--- DATA IN THIS EXERCISE ---

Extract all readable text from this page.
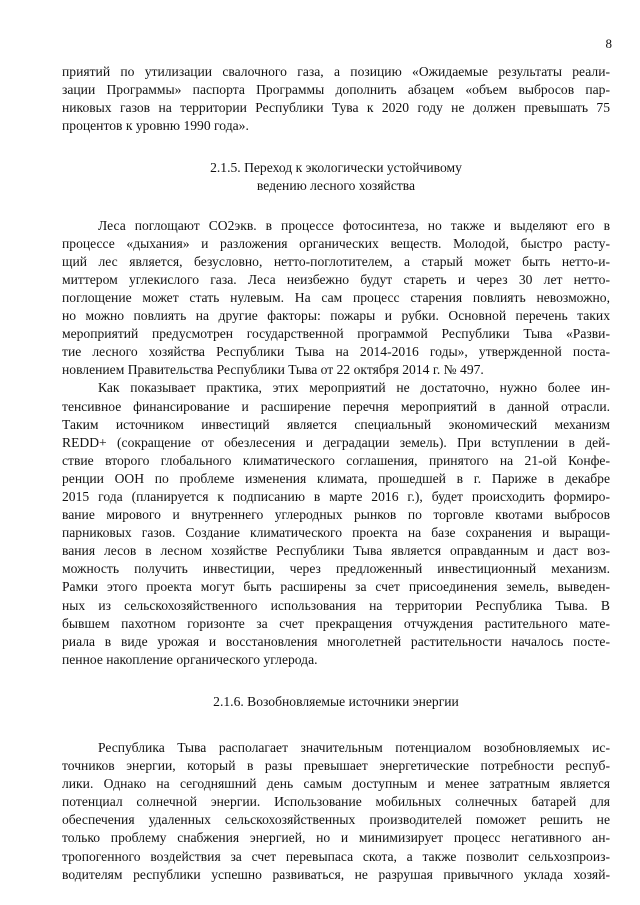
8
приятий по утилизации свалочного газа, а позицию «Ожидаемые результаты реали-
зации Программы» паспорта Программы дополнить абзацем «объем выбросов пар-
никовых газов на территории Республики Тува к 2020 году не должен превышать 75
процентов к уровню 1990 года».
2.1.5. Переход к экологически устойчивому
ведению лесного хозяйства
Леса поглощают СО2экв. в процессе фотосинтеза, но также и выделяют его в
процессе «дыхания» и разложения органических веществ. Молодой, быстро расту-
щий лес является, безусловно, нетто-поглотителем, а старый может быть нетто-и-
миттером углекислого газа. Леса неизбежно будут стареть и через 30 лет нетто-
поглощение может стать нулевым. На сам процесс старения повлиять невозможно,
но можно повлиять на другие факторы: пожары и рубки. Основной перечень таких
мероприятий предусмотрен государственной программой Республики Тыва «Разви-
тие лесного хозяйства Республики Тыва на 2014-2016 годы», утвержденной поста-
новлением Правительства Республики Тыва от 22 октября 2014 г. № 497.
Как показывает практика, этих мероприятий не достаточно, нужно более ин-
тенсивное финансирование и расширение перечня мероприятий в данной отрасли.
Таким источником инвестиций является специальный экономический механизм
REDD+ (сокращение от обезлесения и деградации земель). При вступлении в дей-
ствие второго глобального климатического соглашения, принятого на 21-ой Конфе-
ренции ООН по проблеме изменения климата, прошедшей в г. Париже в декабре
2015 года (планируется к подписанию в марте 2016 г.), будет происходить формиро-
вание мирового и внутреннего углеродных рынков по торговле квотами выбросов
парниковых газов. Создание климатического проекта на базе сохранения и выращи-
вания лесов в лесном хозяйстве Республики Тыва является оправданным и даст воз-
можность получить инвестиции, через предложенный инвестиционный механизм.
Рамки этого проекта могут быть расширены за счет присоединения земель, выведен-
ных из сельскохозяйственного использования на территории Республика Тыва. В
бывшем пахотном горизонте за счет прекращения отчуждения растительного мате-
риала в виде урожая и восстановления многолетней растительности началось посте-
пенное накопление органического углерода.
2.1.6. Возобновляемые источники энергии
Республика Тыва располагает значительным потенциалом возобновляемых ис-
точников энергии, который в разы превышает энергетические потребности респуб-
лики. Однако на сегодняшний день самым доступным и менее затратным является
потенциал солнечной энергии. Использование мобильных солнечных батарей для
обеспечения удаленных сельскохозяйственных производителей поможет решить не
только проблему снабжения энергией, но и минимизирует процесс негативного ан-
тропогенного воздействия за счет перевыпаса скота, а также позволит сельхозпроиз-
водителям республики успешно развиваться, не разрушая привычного уклада хозяй-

--- WHAT YOU ARE ASKED TO DO ---
Output all of the data exactly as it stands, minus any images.

--- SOLUTION TO THE PROBLEM ---
Extract all readable text from this page.
8
приятий по утилизации свалочного газа, а позицию «Ожидаемые результаты реали-
зации Программы» паспорта Программы дополнить абзацем «объем выбросов пар-
никовых газов на территории Республики Тува к 2020 году не должен превышать 75
процентов к уровню 1990 года».
2.1.5. Переход к экологически устойчивому
ведению лесного хозяйства
Леса поглощают СО2экв. в процессе фотосинтеза, но также и выделяют его в
процессе «дыхания» и разложения органических веществ. Молодой, быстро расту-
щий лес является, безусловно, нетто-поглотителем, а старый может быть нетто-и-
миттером углекислого газа. Леса неизбежно будут стареть и через 30 лет нетто-
поглощение может стать нулевым. На сам процесс старения повлиять невозможно,
но можно повлиять на другие факторы: пожары и рубки. Основной перечень таких
мероприятий предусмотрен государственной программой Республики Тыва «Разви-
тие лесного хозяйства Республики Тыва на 2014-2016 годы», утвержденной поста-
новлением Правительства Республики Тыва от 22 октября 2014 г. № 497.
Как показывает практика, этих мероприятий не достаточно, нужно более ин-
тенсивное финансирование и расширение перечня мероприятий в данной отрасли.
Таким источником инвестиций является специальный экономический механизм
REDD+ (сокращение от обезлесения и деградации земель). При вступлении в дей-
ствие второго глобального климатического соглашения, принятого на 21-ой Конфе-
ренции ООН по проблеме изменения климата, прошедшей в г. Париже в декабре
2015 года (планируется к подписанию в марте 2016 г.), будет происходить формиро-
вание мирового и внутреннего углеродных рынков по торговле квотами выбросов
парниковых газов. Создание климатического проекта на базе сохранения и выращи-
вания лесов в лесном хозяйстве Республики Тыва является оправданным и даст воз-
можность получить инвестиции, через предложенный инвестиционный механизм.
Рамки этого проекта могут быть расширены за счет присоединения земель, выведен-
ных из сельскохозяйственного использования на территории Республика Тыва. В
бывшем пахотном горизонте за счет прекращения отчуждения растительного мате-
риала в виде урожая и восстановления многолетней растительности началось посте-
пенное накопление органического углерода.
2.1.6. Возобновляемые источники энергии
Республика Тыва располагает значительным потенциалом возобновляемых ис-
точников энергии, который в разы превышает энергетические потребности респуб-
лики. Однако на сегодняшний день самым доступным и менее затратным является
потенциал солнечной энергии. Использование мобильных солнечных батарей для
обеспечения удаленных сельскохозяйственных производителей поможет решить не
только проблему снабжения энергией, но и минимизирует процесс негативного ан-
тропогенного воздействия за счет перевыпаса скота, а также позволит сельхозпроиз-
водителям республики успешно развиваться, не разрушая привычного уклада хозяй-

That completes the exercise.